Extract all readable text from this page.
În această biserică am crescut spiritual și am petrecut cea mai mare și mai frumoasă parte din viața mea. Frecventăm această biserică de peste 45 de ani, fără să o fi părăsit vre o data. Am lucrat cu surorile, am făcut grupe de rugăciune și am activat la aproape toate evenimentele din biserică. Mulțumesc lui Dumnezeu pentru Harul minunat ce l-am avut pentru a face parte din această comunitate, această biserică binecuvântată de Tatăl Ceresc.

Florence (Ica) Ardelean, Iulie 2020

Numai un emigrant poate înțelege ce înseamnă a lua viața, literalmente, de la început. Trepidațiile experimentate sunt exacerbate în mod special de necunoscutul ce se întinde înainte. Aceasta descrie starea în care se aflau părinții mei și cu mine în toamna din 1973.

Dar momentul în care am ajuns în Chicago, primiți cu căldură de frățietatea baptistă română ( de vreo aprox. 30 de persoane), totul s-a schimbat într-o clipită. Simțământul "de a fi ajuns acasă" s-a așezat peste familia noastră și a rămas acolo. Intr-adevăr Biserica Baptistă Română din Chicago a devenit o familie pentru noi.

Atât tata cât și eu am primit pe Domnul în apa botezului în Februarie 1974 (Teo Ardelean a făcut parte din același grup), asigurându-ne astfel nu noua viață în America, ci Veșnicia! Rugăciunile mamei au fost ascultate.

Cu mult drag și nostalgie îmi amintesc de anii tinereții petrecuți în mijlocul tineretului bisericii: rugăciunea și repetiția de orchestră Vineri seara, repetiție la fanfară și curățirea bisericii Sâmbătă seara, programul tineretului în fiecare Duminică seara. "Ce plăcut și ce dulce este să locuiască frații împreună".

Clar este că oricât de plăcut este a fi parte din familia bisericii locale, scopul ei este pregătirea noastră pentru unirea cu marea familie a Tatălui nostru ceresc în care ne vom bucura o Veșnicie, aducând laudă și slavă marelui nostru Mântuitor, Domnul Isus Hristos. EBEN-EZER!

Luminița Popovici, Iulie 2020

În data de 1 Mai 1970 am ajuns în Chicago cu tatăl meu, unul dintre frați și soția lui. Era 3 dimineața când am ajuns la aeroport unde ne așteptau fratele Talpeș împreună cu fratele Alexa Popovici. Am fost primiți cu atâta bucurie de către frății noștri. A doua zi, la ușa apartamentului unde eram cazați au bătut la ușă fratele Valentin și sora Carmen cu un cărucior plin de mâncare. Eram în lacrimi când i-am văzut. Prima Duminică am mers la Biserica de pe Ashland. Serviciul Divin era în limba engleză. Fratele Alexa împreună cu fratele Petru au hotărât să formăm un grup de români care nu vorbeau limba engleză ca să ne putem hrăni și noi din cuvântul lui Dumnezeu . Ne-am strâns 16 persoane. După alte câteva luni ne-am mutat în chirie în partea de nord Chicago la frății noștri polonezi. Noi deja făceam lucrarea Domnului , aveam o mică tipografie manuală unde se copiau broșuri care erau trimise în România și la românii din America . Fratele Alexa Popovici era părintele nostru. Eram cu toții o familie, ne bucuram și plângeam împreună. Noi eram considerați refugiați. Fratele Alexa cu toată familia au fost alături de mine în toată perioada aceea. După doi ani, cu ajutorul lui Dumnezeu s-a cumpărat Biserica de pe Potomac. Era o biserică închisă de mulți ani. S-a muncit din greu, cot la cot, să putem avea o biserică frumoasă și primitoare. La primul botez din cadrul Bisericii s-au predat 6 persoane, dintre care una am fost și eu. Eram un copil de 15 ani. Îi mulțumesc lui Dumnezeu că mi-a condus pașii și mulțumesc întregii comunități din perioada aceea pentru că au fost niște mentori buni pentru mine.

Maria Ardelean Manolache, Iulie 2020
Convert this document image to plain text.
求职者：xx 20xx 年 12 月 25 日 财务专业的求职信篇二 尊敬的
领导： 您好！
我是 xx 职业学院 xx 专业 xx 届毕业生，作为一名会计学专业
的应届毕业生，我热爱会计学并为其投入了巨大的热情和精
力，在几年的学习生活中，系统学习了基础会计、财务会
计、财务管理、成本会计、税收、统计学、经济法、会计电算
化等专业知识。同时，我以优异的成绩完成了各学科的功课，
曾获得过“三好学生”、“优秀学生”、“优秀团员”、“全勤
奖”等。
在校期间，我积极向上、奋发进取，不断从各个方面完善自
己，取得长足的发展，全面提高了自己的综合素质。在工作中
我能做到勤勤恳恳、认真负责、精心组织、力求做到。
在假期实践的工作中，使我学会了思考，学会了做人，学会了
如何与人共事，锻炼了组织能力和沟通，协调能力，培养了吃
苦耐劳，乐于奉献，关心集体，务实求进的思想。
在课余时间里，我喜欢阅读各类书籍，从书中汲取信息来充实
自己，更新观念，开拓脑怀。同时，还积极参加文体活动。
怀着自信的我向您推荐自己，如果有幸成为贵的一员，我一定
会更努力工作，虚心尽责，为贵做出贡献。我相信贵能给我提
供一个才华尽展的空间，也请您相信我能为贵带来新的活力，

PROBLEM: In the entries above, find each line with the word "text" and copy it.

OUTPUT FOR THIS TASK:
Extract all readable text from this page.
Convert this document image to plain text.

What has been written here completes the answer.